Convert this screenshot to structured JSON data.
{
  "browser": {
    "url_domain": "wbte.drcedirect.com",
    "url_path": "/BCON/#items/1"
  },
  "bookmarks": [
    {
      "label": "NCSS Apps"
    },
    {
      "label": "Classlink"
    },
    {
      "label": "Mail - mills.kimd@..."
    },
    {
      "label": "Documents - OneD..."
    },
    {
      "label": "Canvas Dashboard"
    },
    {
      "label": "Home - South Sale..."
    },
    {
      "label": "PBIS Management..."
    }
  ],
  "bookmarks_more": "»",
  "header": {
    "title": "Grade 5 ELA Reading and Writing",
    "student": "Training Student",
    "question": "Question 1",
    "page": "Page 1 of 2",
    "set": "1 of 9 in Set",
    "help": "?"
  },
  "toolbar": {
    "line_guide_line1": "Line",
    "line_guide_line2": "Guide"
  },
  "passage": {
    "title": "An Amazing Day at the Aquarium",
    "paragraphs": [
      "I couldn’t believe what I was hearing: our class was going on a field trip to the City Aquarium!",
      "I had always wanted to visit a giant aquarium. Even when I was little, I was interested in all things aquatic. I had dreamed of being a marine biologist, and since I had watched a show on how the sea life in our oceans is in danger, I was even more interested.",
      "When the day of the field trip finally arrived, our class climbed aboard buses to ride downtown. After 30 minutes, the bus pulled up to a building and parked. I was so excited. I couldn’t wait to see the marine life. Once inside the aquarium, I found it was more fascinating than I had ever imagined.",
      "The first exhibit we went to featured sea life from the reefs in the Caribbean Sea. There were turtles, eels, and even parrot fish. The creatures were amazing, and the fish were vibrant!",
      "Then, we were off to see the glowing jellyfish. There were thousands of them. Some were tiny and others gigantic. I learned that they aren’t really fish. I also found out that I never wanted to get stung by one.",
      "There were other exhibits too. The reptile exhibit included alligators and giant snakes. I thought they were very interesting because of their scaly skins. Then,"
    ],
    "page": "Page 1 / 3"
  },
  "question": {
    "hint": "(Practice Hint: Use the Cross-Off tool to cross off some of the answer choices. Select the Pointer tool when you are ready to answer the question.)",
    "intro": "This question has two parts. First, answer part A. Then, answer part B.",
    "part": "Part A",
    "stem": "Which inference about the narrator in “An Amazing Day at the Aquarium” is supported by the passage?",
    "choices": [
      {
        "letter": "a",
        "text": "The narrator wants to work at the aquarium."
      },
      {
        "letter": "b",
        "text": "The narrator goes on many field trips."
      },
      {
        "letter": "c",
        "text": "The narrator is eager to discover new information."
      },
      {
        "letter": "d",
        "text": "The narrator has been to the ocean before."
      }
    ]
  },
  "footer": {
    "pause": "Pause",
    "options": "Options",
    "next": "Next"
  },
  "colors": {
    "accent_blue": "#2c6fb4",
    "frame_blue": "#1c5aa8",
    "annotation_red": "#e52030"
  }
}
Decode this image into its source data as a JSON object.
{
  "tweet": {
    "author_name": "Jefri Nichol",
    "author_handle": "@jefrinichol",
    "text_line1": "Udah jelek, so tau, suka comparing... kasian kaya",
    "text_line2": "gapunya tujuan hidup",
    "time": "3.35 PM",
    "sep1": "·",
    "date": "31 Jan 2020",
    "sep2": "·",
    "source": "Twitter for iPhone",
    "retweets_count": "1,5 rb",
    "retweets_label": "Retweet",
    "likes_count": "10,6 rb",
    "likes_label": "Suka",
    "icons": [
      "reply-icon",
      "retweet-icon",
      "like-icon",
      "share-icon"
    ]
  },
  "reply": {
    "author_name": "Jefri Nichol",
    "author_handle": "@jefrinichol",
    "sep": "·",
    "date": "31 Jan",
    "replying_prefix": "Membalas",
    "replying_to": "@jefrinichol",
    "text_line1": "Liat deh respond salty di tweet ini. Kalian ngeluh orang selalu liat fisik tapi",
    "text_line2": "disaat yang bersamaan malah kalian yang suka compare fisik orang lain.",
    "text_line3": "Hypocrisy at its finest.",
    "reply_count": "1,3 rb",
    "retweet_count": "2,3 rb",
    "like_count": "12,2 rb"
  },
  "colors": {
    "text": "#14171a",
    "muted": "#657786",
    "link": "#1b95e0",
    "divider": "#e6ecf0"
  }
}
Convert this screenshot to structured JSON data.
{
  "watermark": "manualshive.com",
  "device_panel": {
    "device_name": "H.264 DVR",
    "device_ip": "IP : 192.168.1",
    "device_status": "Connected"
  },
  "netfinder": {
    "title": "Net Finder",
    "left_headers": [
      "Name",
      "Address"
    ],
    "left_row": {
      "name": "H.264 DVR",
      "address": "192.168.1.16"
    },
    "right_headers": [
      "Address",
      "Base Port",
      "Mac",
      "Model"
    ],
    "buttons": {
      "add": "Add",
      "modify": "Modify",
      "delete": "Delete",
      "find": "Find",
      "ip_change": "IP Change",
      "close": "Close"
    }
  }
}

★ ★ ★ ★

▶ **Task brief**:
Say how many lines above contain the string "Then". Answer with the number only.

▶ **Solution to this problem**:
3